■ Stated goal
List every line below containing "Kayla".

☆ ☆ ☆

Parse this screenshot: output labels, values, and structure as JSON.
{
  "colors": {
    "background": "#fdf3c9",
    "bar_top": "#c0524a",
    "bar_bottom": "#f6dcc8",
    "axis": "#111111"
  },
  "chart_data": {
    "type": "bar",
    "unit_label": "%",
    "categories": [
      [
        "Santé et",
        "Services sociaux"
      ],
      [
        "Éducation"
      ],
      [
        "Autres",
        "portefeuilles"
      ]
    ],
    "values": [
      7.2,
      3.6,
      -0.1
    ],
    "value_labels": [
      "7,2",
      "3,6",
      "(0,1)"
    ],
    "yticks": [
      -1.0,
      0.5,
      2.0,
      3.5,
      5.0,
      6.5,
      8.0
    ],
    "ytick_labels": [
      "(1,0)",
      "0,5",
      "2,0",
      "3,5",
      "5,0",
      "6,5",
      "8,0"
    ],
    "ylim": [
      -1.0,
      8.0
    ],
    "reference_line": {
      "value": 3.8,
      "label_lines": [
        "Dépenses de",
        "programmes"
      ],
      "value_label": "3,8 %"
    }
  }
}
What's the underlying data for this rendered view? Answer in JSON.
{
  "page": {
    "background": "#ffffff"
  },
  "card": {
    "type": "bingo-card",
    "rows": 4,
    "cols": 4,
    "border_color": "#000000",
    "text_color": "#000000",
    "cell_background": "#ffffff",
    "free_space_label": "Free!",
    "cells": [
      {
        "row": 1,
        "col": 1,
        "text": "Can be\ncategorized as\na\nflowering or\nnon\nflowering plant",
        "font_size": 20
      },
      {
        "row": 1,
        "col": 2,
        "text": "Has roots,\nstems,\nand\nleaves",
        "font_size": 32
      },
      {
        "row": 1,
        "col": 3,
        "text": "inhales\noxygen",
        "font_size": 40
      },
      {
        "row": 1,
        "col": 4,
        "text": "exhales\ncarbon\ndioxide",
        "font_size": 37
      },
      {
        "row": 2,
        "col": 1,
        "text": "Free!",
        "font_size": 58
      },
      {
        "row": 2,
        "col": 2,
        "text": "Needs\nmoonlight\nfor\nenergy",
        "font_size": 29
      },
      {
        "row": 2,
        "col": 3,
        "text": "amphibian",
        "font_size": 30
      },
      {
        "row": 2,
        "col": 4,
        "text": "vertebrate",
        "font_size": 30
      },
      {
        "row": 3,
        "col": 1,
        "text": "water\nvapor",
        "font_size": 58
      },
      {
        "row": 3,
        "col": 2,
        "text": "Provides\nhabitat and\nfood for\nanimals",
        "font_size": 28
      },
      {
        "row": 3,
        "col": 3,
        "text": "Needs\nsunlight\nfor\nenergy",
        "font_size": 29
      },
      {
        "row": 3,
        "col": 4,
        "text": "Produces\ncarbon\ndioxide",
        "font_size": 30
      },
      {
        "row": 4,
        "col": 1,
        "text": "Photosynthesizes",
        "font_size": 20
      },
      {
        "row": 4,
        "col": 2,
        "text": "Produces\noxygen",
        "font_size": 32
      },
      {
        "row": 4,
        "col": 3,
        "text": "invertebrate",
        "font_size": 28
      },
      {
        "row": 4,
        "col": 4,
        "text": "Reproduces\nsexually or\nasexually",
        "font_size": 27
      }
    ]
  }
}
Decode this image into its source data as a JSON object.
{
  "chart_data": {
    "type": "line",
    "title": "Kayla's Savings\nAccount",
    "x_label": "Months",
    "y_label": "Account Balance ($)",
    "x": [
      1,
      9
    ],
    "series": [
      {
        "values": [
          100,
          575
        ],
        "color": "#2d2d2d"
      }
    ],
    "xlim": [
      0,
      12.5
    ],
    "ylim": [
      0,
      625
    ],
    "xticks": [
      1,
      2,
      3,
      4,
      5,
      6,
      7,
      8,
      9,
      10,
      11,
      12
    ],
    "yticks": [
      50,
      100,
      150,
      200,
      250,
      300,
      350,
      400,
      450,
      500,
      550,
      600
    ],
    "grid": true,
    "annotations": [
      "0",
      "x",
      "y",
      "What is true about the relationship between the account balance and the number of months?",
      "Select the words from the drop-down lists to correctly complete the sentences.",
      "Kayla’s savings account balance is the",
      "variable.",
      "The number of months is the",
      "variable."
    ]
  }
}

☆ ☆ ☆

■ Task response
    "title": "Kayla's Savings\nAccount",
      "Kayla’s savings account balance is the",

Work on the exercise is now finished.